▶ **Data shown**:
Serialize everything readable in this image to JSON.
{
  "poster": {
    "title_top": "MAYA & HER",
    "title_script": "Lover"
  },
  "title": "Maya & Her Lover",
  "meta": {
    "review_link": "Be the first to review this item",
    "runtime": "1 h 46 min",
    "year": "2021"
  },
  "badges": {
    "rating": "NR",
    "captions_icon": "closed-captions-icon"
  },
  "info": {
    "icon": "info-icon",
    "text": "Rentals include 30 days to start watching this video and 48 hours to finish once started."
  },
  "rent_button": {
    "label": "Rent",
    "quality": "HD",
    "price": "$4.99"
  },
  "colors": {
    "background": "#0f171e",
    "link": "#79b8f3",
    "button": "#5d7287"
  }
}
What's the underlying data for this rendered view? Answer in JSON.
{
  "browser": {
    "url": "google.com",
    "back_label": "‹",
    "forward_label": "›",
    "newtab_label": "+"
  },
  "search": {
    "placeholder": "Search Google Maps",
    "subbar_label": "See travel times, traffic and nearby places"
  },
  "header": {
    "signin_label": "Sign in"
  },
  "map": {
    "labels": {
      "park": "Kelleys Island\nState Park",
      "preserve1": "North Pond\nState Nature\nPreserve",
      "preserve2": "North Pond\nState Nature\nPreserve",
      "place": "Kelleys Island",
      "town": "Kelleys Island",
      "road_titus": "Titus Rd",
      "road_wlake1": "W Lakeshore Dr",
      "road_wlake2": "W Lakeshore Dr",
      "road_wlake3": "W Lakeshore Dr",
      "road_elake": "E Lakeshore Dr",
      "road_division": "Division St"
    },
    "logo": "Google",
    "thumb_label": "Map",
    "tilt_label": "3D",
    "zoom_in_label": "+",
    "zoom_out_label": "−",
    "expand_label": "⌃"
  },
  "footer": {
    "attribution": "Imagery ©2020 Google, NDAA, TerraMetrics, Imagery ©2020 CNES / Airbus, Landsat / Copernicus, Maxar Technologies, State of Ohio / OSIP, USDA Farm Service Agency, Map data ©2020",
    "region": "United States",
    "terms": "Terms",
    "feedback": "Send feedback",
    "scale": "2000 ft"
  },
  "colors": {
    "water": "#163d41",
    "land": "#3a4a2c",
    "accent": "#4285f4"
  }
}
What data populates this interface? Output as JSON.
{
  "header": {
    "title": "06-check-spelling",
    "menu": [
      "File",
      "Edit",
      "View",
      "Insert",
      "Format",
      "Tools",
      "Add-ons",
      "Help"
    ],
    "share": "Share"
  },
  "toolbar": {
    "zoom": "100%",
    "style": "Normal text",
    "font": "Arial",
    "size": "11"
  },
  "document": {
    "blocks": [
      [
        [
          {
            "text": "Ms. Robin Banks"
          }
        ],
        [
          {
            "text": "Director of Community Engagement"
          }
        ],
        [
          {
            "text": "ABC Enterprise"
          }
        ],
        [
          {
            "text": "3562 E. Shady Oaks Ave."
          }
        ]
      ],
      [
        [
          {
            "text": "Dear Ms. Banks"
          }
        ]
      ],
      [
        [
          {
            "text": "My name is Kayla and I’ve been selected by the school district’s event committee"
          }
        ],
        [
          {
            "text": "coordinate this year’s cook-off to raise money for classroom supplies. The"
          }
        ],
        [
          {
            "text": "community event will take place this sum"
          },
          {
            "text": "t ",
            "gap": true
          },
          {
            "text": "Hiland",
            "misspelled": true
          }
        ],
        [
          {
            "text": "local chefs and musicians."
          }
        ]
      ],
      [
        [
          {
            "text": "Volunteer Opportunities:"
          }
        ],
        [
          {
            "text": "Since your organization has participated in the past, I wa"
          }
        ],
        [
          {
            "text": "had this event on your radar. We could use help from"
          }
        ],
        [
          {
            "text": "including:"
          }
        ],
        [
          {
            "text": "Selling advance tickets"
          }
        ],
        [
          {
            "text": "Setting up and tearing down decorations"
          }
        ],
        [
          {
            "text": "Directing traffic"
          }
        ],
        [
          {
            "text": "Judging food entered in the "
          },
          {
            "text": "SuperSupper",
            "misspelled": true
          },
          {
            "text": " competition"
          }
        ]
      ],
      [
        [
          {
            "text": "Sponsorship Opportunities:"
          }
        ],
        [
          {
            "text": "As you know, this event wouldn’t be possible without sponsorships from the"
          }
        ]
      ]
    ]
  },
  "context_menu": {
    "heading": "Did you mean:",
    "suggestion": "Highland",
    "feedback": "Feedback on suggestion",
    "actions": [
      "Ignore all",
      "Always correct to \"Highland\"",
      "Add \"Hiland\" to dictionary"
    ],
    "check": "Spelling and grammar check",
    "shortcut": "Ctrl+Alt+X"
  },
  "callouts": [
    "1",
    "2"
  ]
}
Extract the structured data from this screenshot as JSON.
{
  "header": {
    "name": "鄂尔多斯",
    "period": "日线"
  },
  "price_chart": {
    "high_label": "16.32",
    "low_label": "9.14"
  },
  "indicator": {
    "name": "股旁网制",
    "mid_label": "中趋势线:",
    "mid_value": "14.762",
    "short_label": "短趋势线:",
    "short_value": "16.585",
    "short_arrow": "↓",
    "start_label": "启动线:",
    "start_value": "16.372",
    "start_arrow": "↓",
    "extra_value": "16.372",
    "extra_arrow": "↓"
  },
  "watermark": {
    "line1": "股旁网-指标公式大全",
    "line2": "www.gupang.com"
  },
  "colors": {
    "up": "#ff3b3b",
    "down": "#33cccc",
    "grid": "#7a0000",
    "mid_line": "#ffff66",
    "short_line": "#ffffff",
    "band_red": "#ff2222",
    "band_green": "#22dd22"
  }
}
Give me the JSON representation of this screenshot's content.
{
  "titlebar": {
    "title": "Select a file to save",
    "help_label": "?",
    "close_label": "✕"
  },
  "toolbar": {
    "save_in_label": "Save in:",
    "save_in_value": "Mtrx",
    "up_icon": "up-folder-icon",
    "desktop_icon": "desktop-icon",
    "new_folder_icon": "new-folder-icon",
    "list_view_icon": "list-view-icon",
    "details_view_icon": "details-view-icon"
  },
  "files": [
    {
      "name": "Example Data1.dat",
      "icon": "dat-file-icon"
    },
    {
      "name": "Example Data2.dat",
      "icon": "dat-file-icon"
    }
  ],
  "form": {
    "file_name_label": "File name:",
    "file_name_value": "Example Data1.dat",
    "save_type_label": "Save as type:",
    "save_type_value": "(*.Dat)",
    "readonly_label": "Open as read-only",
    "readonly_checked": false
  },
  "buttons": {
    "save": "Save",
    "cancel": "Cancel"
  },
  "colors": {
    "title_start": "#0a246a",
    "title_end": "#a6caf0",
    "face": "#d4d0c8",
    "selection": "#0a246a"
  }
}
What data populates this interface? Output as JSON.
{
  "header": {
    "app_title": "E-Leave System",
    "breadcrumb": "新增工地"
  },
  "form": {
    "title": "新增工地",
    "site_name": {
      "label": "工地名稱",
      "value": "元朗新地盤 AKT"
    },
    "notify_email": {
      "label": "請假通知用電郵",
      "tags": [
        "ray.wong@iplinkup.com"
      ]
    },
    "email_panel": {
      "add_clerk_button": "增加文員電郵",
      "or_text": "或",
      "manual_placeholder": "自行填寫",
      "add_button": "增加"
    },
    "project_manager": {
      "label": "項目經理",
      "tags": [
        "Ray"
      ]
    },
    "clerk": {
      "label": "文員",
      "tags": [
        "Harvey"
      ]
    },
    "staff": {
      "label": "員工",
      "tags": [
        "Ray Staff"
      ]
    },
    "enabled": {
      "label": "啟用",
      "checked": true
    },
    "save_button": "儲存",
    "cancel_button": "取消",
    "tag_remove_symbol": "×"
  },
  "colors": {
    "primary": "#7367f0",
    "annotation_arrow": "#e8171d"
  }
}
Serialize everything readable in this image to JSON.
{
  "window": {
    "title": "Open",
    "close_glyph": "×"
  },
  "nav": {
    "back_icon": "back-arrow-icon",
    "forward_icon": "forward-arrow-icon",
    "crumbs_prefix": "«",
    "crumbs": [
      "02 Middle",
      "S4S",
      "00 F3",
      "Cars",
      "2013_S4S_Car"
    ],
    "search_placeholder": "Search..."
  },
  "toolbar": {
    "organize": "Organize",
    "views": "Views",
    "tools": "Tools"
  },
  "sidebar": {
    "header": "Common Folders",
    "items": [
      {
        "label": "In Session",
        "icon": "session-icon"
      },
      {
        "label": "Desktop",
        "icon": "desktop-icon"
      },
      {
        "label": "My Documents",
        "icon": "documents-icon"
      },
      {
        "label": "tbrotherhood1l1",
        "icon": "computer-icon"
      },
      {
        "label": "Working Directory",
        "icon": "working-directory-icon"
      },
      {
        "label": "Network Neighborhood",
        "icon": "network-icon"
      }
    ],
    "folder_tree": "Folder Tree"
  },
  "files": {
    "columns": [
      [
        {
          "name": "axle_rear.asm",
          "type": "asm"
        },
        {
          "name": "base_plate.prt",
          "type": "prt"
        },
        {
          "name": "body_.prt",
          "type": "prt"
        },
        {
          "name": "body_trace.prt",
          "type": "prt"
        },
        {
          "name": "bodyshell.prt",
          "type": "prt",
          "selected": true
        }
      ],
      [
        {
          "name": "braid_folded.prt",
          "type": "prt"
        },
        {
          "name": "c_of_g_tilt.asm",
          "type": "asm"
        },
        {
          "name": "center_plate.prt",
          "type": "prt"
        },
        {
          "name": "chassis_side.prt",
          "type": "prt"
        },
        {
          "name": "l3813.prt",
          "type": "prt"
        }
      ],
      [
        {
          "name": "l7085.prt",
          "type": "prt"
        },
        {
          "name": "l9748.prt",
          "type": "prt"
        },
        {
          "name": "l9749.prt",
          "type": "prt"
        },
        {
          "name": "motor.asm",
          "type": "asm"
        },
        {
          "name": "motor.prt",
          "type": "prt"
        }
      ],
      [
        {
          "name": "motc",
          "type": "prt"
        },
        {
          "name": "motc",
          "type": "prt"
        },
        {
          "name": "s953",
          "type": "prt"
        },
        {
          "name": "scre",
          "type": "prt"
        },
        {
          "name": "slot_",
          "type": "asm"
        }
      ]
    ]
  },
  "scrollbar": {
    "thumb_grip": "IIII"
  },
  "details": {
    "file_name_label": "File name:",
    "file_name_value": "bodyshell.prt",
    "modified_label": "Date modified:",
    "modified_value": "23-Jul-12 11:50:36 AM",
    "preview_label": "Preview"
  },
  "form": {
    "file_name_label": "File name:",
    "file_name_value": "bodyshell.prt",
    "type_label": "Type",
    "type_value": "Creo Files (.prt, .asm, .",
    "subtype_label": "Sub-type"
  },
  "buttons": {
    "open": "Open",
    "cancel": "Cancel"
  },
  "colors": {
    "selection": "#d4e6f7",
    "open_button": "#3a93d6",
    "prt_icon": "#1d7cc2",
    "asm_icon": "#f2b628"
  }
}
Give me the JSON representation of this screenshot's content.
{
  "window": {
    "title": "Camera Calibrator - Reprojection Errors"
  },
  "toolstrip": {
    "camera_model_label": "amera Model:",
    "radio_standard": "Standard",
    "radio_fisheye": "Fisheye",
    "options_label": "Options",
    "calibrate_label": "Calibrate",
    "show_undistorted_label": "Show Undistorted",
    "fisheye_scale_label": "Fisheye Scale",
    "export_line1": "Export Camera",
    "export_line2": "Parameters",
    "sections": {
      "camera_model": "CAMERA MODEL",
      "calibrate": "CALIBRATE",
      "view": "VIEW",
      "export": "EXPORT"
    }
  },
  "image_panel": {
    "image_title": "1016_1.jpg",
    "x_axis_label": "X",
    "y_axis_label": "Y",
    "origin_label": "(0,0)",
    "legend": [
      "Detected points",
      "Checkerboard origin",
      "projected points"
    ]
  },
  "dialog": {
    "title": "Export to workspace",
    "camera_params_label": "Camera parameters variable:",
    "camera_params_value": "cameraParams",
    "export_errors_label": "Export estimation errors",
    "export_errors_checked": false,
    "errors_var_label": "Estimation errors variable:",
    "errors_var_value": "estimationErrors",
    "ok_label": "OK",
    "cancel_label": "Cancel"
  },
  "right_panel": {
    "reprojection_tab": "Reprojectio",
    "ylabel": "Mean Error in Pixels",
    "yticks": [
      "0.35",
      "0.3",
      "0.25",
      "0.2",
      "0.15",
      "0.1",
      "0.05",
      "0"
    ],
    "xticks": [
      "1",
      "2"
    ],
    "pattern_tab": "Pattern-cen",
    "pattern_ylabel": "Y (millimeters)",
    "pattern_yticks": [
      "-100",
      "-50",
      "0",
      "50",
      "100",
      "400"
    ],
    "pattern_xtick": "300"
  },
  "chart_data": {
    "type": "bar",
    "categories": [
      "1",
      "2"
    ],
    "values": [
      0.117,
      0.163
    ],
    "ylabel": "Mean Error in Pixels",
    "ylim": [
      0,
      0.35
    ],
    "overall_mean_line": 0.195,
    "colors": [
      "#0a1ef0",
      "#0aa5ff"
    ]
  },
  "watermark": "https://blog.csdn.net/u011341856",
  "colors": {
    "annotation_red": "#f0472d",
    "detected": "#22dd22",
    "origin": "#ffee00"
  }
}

▶ **What is expected**: Scan the listing above. Collect all lines with the word "nPreserve".

▶ **Finished answer**:
      "preserve1": "North Pond\nState Nature\nPreserve",
      "preserve2": "North Pond\nState Nature\nPreserve",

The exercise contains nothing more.